Aim:
Search the data for the string "זכרון" and extract every line where it appears.
══ Supplied records ══
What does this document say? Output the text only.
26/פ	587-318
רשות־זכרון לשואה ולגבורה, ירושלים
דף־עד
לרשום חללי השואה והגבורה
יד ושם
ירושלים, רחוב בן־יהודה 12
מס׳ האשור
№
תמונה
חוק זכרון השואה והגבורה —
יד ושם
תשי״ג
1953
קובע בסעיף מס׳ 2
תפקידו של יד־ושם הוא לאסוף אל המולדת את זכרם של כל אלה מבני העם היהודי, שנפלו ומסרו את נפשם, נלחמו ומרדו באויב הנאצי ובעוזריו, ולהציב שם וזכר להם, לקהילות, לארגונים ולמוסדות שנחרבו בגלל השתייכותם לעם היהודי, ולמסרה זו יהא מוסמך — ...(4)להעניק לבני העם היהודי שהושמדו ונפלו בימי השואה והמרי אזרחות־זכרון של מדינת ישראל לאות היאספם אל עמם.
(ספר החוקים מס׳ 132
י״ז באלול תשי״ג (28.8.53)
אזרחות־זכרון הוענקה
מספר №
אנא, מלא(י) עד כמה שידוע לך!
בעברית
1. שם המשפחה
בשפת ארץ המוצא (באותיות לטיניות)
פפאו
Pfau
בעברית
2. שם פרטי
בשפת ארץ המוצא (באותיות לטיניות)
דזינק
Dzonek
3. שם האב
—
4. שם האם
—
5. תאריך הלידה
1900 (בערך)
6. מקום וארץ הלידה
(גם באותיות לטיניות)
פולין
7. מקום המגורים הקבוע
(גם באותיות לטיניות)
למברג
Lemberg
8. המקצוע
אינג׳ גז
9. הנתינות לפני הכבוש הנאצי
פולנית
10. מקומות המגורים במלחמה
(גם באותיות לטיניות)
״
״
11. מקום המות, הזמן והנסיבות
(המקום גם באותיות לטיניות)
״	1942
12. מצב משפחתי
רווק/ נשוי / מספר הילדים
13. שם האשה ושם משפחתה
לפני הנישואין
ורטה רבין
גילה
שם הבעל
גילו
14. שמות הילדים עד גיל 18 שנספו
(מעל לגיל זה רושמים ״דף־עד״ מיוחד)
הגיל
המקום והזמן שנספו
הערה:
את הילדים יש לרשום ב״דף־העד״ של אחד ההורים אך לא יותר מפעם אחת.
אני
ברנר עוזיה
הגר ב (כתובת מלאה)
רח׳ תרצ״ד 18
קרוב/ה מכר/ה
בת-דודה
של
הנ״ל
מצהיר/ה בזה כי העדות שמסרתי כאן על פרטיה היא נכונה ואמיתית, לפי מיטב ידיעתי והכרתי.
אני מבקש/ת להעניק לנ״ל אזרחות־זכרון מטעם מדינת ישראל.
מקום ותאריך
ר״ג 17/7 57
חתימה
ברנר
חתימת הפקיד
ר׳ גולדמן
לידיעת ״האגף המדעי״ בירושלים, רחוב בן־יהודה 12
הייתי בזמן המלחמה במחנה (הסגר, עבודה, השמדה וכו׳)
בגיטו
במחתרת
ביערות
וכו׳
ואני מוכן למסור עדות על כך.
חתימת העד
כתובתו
═══
Finished answer:
רשות־זכרון לשואה ולגבורה, ירושלים
חוק זכרון השואה והגבורה —
תפקידו של יד־ושם הוא לאסוף אל המולדת את זכרם של כל אלה מבני העם היהודי, שנפלו ומסרו את נפשם, נלחמו ומרדו באויב הנאצי ובעוזריו, ולהציב שם וזכר להם, לקהילות, לארגונים ולמוסדות שנחרבו בגלל השתייכותם לעם היהודי, ולמסרה זו יהא מוסמך — ...(4)להעניק לבני העם היהודי שהושמדו ונפלו בימי השואה והמרי אזרחות־זכרון של מדינת ישראל לאות היאספם אל עמם.
אזרחות־זכרון הוענקה
אני מבקש/ת להעניק לנ״ל אזרחות־זכרון מטעם מדינת ישראל.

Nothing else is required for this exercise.